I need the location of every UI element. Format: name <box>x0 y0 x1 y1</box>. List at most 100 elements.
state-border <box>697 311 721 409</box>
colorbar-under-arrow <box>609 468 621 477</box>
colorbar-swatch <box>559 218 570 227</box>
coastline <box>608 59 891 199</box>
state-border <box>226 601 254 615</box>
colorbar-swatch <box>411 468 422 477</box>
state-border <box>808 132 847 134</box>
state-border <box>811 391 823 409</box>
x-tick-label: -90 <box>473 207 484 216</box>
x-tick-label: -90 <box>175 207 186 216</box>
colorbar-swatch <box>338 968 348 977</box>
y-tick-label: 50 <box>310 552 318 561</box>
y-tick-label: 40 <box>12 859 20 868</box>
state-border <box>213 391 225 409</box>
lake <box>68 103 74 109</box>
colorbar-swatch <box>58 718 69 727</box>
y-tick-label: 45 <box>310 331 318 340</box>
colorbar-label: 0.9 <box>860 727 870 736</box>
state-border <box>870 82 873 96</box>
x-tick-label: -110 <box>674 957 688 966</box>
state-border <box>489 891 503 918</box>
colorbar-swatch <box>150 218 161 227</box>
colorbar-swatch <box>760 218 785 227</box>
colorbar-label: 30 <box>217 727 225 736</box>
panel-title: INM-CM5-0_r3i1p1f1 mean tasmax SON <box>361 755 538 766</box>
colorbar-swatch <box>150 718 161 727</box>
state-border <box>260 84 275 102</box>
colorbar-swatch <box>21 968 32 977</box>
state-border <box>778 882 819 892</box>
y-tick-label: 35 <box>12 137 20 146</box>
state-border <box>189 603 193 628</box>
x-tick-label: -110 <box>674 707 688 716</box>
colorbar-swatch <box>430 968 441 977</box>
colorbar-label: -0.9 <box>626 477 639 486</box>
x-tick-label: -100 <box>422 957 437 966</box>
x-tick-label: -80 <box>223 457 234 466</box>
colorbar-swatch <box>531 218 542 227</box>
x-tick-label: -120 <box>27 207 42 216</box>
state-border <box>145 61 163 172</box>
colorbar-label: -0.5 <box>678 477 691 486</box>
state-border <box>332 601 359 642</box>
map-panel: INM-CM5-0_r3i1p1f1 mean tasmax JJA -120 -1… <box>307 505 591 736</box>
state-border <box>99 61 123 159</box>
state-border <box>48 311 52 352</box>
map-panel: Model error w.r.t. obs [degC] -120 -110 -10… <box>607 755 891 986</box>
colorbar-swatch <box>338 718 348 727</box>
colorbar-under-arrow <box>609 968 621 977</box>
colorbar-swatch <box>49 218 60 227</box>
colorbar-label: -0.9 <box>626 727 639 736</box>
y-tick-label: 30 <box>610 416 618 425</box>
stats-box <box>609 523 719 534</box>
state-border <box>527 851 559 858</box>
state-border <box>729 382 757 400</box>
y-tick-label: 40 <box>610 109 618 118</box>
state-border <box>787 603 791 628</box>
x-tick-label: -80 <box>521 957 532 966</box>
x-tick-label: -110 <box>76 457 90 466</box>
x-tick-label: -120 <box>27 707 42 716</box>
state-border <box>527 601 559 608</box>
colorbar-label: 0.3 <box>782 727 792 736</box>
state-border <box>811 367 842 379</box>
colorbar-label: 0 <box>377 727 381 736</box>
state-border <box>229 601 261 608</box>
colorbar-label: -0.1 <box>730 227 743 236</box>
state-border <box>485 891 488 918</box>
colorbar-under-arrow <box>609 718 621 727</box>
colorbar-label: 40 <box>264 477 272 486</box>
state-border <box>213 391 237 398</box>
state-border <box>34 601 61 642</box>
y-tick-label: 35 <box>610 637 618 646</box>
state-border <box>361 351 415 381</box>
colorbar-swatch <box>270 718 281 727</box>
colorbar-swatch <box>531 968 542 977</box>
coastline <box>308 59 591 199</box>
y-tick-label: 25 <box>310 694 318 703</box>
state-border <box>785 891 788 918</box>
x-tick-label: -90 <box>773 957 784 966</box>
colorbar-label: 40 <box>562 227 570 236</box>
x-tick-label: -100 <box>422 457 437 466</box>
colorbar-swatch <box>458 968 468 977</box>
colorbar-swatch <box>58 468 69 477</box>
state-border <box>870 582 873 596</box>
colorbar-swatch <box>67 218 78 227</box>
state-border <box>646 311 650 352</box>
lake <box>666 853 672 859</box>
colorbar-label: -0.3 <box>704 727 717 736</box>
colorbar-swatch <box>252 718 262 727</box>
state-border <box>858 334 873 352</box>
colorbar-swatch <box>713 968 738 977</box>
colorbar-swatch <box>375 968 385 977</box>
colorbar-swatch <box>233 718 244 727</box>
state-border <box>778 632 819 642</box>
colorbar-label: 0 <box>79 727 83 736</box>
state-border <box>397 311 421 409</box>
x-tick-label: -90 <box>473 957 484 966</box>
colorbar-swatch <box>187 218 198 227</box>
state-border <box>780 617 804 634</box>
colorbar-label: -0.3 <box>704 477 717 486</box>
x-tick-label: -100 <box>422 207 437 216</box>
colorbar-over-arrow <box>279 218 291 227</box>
###
Directions for this task: Could you copy out the material word for word, from its very first line through the line that contains "colorbar-under-arrow <box>609 968", including both of those lines?

Solution for this task:
I need the location of every UI element. Format: name <box>x0 y0 x1 y1</box>. List at most 100 elements.
state-border <box>697 311 721 409</box>
colorbar-under-arrow <box>609 468 621 477</box>
colorbar-swatch <box>559 218 570 227</box>
coastline <box>608 59 891 199</box>
state-border <box>226 601 254 615</box>
colorbar-swatch <box>411 468 422 477</box>
state-border <box>808 132 847 134</box>
state-border <box>811 391 823 409</box>
x-tick-label: -90 <box>473 207 484 216</box>
x-tick-label: -90 <box>175 207 186 216</box>
colorbar-swatch <box>338 968 348 977</box>
y-tick-label: 50 <box>310 552 318 561</box>
y-tick-label: 40 <box>12 859 20 868</box>
state-border <box>213 391 225 409</box>
lake <box>68 103 74 109</box>
colorbar-swatch <box>58 718 69 727</box>
y-tick-label: 45 <box>310 331 318 340</box>
colorbar-label: 0.9 <box>860 727 870 736</box>
state-border <box>870 82 873 96</box>
x-tick-label: -110 <box>674 957 688 966</box>
state-border <box>489 891 503 918</box>
colorbar-swatch <box>150 218 161 227</box>
colorbar-swatch <box>760 218 785 227</box>
colorbar-label: 30 <box>217 727 225 736</box>
panel-title: INM-CM5-0_r3i1p1f1 mean tasmax SON <box>361 755 538 766</box>
colorbar-swatch <box>150 718 161 727</box>
state-border <box>260 84 275 102</box>
colorbar-swatch <box>21 968 32 977</box>
state-border <box>778 882 819 892</box>
y-tick-label: 35 <box>12 137 20 146</box>
state-border <box>189 603 193 628</box>
x-tick-label: -110 <box>674 707 688 716</box>
colorbar-swatch <box>430 968 441 977</box>
colorbar-label: -0.9 <box>626 477 639 486</box>
x-tick-label: -100 <box>422 957 437 966</box>
x-tick-label: -80 <box>223 457 234 466</box>
colorbar-swatch <box>531 218 542 227</box>
x-tick-label: -120 <box>27 207 42 216</box>
state-border <box>145 61 163 172</box>
colorbar-label: -0.5 <box>678 477 691 486</box>
state-border <box>332 601 359 642</box>
map-panel: INM-CM5-0_r3i1p1f1 mean tasmax JJA -120 -1… <box>307 505 591 736</box>
state-border <box>99 61 123 159</box>
state-border <box>48 311 52 352</box>
map-panel: Model error w.r.t. obs [degC] -120 -110 -10… <box>607 755 891 986</box>
colorbar-swatch <box>338 718 348 727</box>
colorbar-under-arrow <box>609 968 621 977</box>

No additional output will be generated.